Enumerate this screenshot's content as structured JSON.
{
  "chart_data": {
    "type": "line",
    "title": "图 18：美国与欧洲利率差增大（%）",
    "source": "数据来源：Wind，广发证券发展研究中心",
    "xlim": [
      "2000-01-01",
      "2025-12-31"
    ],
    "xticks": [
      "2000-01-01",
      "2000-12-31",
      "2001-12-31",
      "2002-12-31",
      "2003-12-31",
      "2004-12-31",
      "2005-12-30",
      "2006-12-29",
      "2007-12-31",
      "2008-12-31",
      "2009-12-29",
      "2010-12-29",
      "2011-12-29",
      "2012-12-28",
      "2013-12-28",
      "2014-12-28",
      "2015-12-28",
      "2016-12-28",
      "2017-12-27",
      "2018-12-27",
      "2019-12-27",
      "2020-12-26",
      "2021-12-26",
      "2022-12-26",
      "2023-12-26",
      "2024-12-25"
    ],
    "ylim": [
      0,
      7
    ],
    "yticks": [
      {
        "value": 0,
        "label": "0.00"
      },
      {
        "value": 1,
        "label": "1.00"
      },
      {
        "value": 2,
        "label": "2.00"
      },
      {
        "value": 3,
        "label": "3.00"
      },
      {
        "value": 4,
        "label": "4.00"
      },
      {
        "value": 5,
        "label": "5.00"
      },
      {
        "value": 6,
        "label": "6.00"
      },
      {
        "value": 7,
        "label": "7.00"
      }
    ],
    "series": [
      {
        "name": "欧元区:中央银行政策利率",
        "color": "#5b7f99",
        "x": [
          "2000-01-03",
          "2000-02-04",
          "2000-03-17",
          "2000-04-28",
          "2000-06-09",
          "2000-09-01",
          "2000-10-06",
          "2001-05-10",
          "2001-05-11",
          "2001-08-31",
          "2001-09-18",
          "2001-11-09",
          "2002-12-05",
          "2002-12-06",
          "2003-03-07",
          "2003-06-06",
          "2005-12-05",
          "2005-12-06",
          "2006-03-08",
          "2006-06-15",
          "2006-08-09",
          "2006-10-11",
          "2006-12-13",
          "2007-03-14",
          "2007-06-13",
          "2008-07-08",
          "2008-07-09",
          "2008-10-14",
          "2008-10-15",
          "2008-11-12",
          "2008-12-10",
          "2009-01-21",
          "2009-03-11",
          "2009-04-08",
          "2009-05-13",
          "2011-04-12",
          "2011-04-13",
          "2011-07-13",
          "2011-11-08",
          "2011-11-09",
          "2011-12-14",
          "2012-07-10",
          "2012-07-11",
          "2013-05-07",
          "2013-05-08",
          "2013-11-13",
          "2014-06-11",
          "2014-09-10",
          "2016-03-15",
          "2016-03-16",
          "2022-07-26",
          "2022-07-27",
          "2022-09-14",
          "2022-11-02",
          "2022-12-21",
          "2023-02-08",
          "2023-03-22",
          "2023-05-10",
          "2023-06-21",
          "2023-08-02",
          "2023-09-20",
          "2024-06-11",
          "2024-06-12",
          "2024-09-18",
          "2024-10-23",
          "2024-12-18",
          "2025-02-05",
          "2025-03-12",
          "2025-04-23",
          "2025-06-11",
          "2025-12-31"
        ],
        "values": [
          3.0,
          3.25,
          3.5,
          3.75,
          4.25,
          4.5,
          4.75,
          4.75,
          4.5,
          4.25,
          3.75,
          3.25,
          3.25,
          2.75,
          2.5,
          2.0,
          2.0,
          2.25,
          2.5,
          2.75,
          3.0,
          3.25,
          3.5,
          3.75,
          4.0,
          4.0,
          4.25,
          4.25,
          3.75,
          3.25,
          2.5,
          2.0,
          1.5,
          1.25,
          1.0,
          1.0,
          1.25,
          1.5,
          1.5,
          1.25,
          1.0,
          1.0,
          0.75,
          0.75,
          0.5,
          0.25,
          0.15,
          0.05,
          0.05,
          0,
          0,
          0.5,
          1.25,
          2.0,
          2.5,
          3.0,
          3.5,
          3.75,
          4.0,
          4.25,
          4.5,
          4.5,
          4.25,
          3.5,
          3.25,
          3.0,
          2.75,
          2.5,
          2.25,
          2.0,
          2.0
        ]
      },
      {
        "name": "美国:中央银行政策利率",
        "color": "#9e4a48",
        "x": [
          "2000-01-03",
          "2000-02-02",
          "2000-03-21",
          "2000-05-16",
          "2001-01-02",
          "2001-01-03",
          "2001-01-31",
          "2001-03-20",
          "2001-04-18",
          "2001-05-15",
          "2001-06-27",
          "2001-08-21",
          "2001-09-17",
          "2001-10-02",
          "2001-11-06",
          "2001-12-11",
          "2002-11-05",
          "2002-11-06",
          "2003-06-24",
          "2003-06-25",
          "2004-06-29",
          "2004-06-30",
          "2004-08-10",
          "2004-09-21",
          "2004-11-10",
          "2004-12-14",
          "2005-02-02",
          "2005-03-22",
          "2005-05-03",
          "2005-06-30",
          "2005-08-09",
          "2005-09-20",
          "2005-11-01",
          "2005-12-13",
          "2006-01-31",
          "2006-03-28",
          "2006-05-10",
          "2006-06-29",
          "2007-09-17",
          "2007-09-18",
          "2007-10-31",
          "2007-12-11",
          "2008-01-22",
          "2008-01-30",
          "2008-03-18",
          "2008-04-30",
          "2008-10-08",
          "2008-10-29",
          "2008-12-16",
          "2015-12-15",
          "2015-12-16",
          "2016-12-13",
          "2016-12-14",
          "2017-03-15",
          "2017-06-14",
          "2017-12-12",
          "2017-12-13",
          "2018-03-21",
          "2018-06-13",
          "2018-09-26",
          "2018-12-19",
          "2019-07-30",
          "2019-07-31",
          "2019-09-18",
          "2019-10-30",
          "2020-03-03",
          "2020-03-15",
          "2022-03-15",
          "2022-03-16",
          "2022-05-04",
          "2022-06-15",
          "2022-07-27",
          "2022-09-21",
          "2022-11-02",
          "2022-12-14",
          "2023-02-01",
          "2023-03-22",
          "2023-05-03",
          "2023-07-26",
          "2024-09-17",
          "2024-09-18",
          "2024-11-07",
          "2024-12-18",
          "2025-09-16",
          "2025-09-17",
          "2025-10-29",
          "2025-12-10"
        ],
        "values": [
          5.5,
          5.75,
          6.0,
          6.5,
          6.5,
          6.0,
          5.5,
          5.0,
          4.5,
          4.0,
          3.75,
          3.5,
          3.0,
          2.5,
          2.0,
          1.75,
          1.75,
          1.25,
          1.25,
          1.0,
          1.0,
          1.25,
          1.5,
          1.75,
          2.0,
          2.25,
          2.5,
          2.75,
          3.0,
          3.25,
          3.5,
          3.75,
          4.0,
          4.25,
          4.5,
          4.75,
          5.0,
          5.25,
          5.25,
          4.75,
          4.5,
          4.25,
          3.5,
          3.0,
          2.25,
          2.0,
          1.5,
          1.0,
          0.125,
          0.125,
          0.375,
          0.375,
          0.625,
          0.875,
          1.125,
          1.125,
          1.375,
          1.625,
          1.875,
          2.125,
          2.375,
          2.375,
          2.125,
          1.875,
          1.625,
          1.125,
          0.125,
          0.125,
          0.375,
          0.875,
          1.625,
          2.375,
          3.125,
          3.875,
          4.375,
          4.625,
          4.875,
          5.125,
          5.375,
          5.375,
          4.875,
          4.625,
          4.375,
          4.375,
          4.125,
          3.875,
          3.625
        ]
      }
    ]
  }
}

■ **TASK DESCRIPTION**: Send back each record exactly as it stands.

■ **SOLUTION BELOW**:
Enumerate this screenshot's content as structured JSON.
{
  "chart_data": {
    "type": "line",
    "title": "图 18：美国与欧洲利率差增大（%）",
    "source": "数据来源：Wind，广发证券发展研究中心",
    "xlim": [
      "2000-01-01",
      "2025-12-31"
    ],
    "xticks": [
      "2000-01-01",
      "2000-12-31",
      "2001-12-31",
      "2002-12-31",
      "2003-12-31",
      "2004-12-31",
      "2005-12-30",
      "2006-12-29",
      "2007-12-31",
      "2008-12-31",
      "2009-12-29",
      "2010-12-29",
      "2011-12-29",
      "2012-12-28",
      "2013-12-28",
      "2014-12-28",
      "2015-12-28",
      "2016-12-28",
      "2017-12-27",
      "2018-12-27",
      "2019-12-27",
      "2020-12-26",
      "2021-12-26",
      "2022-12-26",
      "2023-12-26",
      "2024-12-25"
    ],
    "ylim": [
      0,
      7
    ],
    "yticks": [
      {
        "value": 0,
        "label": "0.00"
      },
      {
        "value": 1,
        "label": "1.00"
      },
      {
        "value": 2,
        "label": "2.00"
      },
      {
        "value": 3,
        "label": "3.00"
      },
      {
        "value": 4,
        "label": "4.00"
      },
      {
        "value": 5,
        "label": "5.00"
      },
      {
        "value": 6,
        "label": "6.00"
      },
      {
        "value": 7,
        "label": "7.00"
      }
    ],
    "series": [
      {
        "name": "欧元区:中央银行政策利率",
        "color": "#5b7f99",
        "x": [
          "2000-01-03",
          "2000-02-04",
          "2000-03-17",
          "2000-04-28",
          "2000-06-09",
          "2000-09-01",
          "2000-10-06",
          "2001-05-10",
          "2001-05-11",
          "2001-08-31",
          "2001-09-18",
          "2001-11-09",
          "2002-12-05",
          "2002-12-06",
          "2003-03-07",
          "2003-06-06",
          "2005-12-05",
          "2005-12-06",
          "2006-03-08",
          "2006-06-15",
          "2006-08-09",
          "2006-10-11",
          "2006-12-13",
          "2007-03-14",
          "2007-06-13",
          "2008-07-08",
          "2008-07-09",
          "2008-10-14",
          "2008-10-15",
          "2008-11-12",
          "2008-12-10",
          "2009-01-21",
          "2009-03-11",
          "2009-04-08",
          "2009-05-13",
          "2011-04-12",
          "2011-04-13",
          "2011-07-13",
          "2011-11-08",
          "2011-11-09",
          "2011-12-14",
          "2012-07-10",
          "2012-07-11",
          "2013-05-07",
          "2013-05-08",
          "2013-11-13",
          "2014-06-11",
          "2014-09-10",
          "2016-03-15",
          "2016-03-16",
          "2022-07-26",
          "2022-07-27",
          "2022-09-14",
          "2022-11-02",
          "2022-12-21",
          "2023-02-08",
          "2023-03-22",
          "2023-05-10",
          "2023-06-21",
          "2023-08-02",
          "2023-09-20",
          "2024-06-11",
          "2024-06-12",
          "2024-09-18",
          "2024-10-23",
          "2024-12-18",
          "2025-02-05",
          "2025-03-12",
          "2025-04-23",
          "2025-06-11",
          "2025-12-31"
        ],
        "values": [
          3.0,
          3.25,
          3.5,
          3.75,
          4.25,
          4.5,
          4.75,
          4.75,
          4.5,
          4.25,
          3.75,
          3.25,
          3.25,
          2.75,
          2.5,
          2.0,
          2.0,
          2.25,
          2.5,
          2.75,
          3.0,
          3.25,
          3.5,
          3.75,
          4.0,
          4.0,
          4.25,
          4.25,
          3.75,
          3.25,
          2.5,
          2.0,
          1.5,
          1.25,
          1.0,
          1.0,
          1.25,
          1.5,
          1.5,
          1.25,
          1.0,
          1.0,
          0.75,
          0.75,
          0.5,
          0.25,
          0.15,
          0.05,
          0.05,
          0,
          0,
          0.5,
          1.25,
          2.0,
          2.5,
          3.0,
          3.5,
          3.75,
          4.0,
          4.25,
          4.5,
          4.5,
          4.25,
          3.5,
          3.25,
          3.0,
          2.75,
          2.5,
          2.25,
          2.0,
          2.0
        ]
      },
      {
        "name": "美国:中央银行政策利率",
        "color": "#9e4a48",
        "x": [
          "2000-01-03",
          "2000-02-02",
          "2000-03-21",
          "2000-05-16",
          "2001-01-02",
          "2001-01-03",
          "2001-01-31",
          "2001-03-20",
          "2001-04-18",
          "2001-05-15",
          "2001-06-27",
          "2001-08-21",
          "2001-09-17",
          "2001-10-02",
          "2001-11-06",
          "2001-12-11",
          "2002-11-05",
          "2002-11-06",
          "2003-06-24",
          "2003-06-25",
          "2004-06-29",
          "2004-06-30",
          "2004-08-10",
          "2004-09-21",
          "2004-11-10",
          "2004-12-14",
          "2005-02-02",
          "2005-03-22",
          "2005-05-03",
          "2005-06-30",
          "2005-08-09",
          "2005-09-20",
          "2005-11-01",
          "2005-12-13",
          "2006-01-31",
          "2006-03-28",
          "2006-05-10",
          "2006-06-29",
          "2007-09-17",
          "2007-09-18",
          "2007-10-31",
          "2007-12-11",
          "2008-01-22",
          "2008-01-30",
          "2008-03-18",
          "2008-04-30",
          "2008-10-08",
          "2008-10-29",
          "2008-12-16",
          "2015-12-15",
          "2015-12-16",
          "2016-12-13",
          "2016-12-14",
          "2017-03-15",
          "2017-06-14",
          "2017-12-12",
          "2017-12-13",
          "2018-03-21",
          "2018-06-13",
          "2018-09-26",
          "2018-12-19",
          "2019-07-30",
          "2019-07-31",
          "2019-09-18",
          "2019-10-30",
          "2020-03-03",
          "2020-03-15",
          "2022-03-15",
          "2022-03-16",
          "2022-05-04",
          "2022-06-15",
          "2022-07-27",
          "2022-09-21",
          "2022-11-02",
          "2022-12-14",
          "2023-02-01",
          "2023-03-22",
          "2023-05-03",
          "2023-07-26",
          "2024-09-17",
          "2024-09-18",
          "2024-11-07",
          "2024-12-18",
          "2025-09-16",
          "2025-09-17",
          "2025-10-29",
          "2025-12-10"
        ],
        "values": [
          5.5,
          5.75,
          6.0,
          6.5,
          6.5,
          6.0,
          5.5,
          5.0,
          4.5,
          4.0,
          3.75,
          3.5,
          3.0,
          2.5,
          2.0,
          1.75,
          1.75,
          1.25,
          1.25,
          1.0,
          1.0,
          1.25,
          1.5,
          1.75,
          2.0,
          2.25,
          2.5,
          2.75,
          3.0,
          3.25,
          3.5,
          3.75,
          4.0,
          4.25,
          4.5,
          4.75,
          5.0,
          5.25,
          5.25,
          4.75,
          4.5,
          4.25,
          3.5,
          3.0,
          2.25,
          2.0,
          1.5,
          1.0,
          0.125,
          0.125,
          0.375,
          0.375,
          0.625,
          0.875,
          1.125,
          1.125,
          1.375,
          1.625,
          1.875,
          2.125,
          2.375,
          2.375,
          2.125,
          1.875,
          1.625,
          1.125,
          0.125,
          0.125,
          0.375,
          0.875,
          1.625,
          2.375,
          3.125,
          3.875,
          4.375,
          4.625,
          4.875,
          5.125,
          5.375,
          5.375,
          4.875,
          4.625,
          4.375,
          4.375,
          4.125,
          3.875,
          3.625
        ]
      }
    ]
  }
}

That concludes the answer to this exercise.